■ Problem statement
Report, as a bare number, how many lines hold "under".

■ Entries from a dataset
————

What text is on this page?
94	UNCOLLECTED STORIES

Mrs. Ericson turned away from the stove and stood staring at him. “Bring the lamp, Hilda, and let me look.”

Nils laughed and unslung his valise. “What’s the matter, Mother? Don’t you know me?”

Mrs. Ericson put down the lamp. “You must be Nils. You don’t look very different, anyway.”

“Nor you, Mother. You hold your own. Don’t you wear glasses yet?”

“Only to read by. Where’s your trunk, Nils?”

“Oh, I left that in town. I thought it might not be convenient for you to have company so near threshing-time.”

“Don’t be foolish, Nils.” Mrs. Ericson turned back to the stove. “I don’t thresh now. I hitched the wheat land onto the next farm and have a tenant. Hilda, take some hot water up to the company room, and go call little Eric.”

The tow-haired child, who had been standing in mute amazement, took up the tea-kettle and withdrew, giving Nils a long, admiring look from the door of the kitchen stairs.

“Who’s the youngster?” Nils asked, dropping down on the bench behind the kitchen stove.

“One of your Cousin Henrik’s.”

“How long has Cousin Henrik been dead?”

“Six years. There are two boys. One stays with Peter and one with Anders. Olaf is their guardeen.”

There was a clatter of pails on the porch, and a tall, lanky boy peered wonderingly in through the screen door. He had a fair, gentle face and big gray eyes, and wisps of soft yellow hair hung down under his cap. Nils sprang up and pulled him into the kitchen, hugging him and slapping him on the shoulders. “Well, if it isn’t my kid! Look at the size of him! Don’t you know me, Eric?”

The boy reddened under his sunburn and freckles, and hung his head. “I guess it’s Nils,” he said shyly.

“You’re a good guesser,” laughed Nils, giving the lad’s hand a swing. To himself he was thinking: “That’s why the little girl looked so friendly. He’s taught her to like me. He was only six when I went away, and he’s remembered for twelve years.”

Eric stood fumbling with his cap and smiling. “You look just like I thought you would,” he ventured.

————

■ The reply
2